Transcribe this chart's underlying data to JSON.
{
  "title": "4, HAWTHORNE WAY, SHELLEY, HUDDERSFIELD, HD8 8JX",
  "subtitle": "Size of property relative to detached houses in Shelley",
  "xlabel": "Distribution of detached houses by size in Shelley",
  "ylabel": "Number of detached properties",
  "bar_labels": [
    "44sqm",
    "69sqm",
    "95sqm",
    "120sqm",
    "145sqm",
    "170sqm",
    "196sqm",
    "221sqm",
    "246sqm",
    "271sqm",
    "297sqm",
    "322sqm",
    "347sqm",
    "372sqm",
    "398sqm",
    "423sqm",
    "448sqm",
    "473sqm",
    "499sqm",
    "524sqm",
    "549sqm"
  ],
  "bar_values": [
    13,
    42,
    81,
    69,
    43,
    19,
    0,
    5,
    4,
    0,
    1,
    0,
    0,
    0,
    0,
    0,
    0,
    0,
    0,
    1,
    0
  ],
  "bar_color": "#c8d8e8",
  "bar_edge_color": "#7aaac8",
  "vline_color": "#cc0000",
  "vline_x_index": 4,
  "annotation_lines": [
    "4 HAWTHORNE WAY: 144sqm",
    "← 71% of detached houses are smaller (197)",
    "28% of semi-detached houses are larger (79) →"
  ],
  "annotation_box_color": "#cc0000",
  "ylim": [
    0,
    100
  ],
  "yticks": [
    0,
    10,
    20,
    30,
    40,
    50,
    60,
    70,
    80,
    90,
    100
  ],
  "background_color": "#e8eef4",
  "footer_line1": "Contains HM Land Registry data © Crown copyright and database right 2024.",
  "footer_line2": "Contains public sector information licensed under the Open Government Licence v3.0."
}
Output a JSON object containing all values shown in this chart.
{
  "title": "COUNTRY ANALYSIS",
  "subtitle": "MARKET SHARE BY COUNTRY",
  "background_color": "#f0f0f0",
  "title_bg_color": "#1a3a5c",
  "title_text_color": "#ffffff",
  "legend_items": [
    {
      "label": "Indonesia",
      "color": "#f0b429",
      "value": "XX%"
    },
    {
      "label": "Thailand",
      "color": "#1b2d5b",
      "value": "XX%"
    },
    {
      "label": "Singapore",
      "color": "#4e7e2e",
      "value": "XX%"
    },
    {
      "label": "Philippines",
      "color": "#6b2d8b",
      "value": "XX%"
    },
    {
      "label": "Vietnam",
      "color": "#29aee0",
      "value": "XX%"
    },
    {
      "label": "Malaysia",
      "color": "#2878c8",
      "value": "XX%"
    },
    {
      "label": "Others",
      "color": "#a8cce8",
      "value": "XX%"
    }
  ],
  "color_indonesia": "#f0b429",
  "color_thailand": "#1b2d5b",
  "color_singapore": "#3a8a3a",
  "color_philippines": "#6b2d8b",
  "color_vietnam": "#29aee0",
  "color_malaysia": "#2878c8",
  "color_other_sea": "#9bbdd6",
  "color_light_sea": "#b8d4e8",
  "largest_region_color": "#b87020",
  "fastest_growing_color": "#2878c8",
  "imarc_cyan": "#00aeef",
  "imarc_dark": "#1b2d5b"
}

■ INSTRUCTION ■
Transcribe the records above exactly as they appear.

■ EXERCISE RESPONSE ■
Transcribe this chart's underlying data to JSON.
{
  "title": "4, HAWTHORNE WAY, SHELLEY, HUDDERSFIELD, HD8 8JX",
  "subtitle": "Size of property relative to detached houses in Shelley",
  "xlabel": "Distribution of detached houses by size in Shelley",
  "ylabel": "Number of detached properties",
  "bar_labels": [
    "44sqm",
    "69sqm",
    "95sqm",
    "120sqm",
    "145sqm",
    "170sqm",
    "196sqm",
    "221sqm",
    "246sqm",
    "271sqm",
    "297sqm",
    "322sqm",
    "347sqm",
    "372sqm",
    "398sqm",
    "423sqm",
    "448sqm",
    "473sqm",
    "499sqm",
    "524sqm",
    "549sqm"
  ],
  "bar_values": [
    13,
    42,
    81,
    69,
    43,
    19,
    0,
    5,
    4,
    0,
    1,
    0,
    0,
    0,
    0,
    0,
    0,
    0,
    0,
    1,
    0
  ],
  "bar_color": "#c8d8e8",
  "bar_edge_color": "#7aaac8",
  "vline_color": "#cc0000",
  "vline_x_index": 4,
  "annotation_lines": [
    "4 HAWTHORNE WAY: 144sqm",
    "← 71% of detached houses are smaller (197)",
    "28% of semi-detached houses are larger (79) →"
  ],
  "annotation_box_color": "#cc0000",
  "ylim": [
    0,
    100
  ],
  "yticks": [
    0,
    10,
    20,
    30,
    40,
    50,
    60,
    70,
    80,
    90,
    100
  ],
  "background_color": "#e8eef4",
  "footer_line1": "Contains HM Land Registry data © Crown copyright and database right 2024.",
  "footer_line2": "Contains public sector information licensed under the Open Government Licence v3.0."
}
Output a JSON object containing all values shown in this chart.
{
  "title": "COUNTRY ANALYSIS",
  "subtitle": "MARKET SHARE BY COUNTRY",
  "background_color": "#f0f0f0",
  "title_bg_color": "#1a3a5c",
  "title_text_color": "#ffffff",
  "legend_items": [
    {
      "label": "Indonesia",
      "color": "#f0b429",
      "value": "XX%"
    },
    {
      "label": "Thailand",
      "color": "#1b2d5b",
      "value": "XX%"
    },
    {
      "label": "Singapore",
      "color": "#4e7e2e",
      "value": "XX%"
    },
    {
      "label": "Philippines",
      "color": "#6b2d8b",
      "value": "XX%"
    },
    {
      "label": "Vietnam",
      "color": "#29aee0",
      "value": "XX%"
    },
    {
      "label": "Malaysia",
      "color": "#2878c8",
      "value": "XX%"
    },
    {
      "label": "Others",
      "color": "#a8cce8",
      "value": "XX%"
    }
  ],
  "color_indonesia": "#f0b429",
  "color_thailand": "#1b2d5b",
  "color_singapore": "#3a8a3a",
  "color_philippines": "#6b2d8b",
  "color_vietnam": "#29aee0",
  "color_malaysia": "#2878c8",
  "color_other_sea": "#9bbdd6",
  "color_light_sea": "#b8d4e8",
  "largest_region_color": "#b87020",
  "fastest_growing_color": "#2878c8",
  "imarc_cyan": "#00aeef",
  "imarc_dark": "#1b2d5b"
}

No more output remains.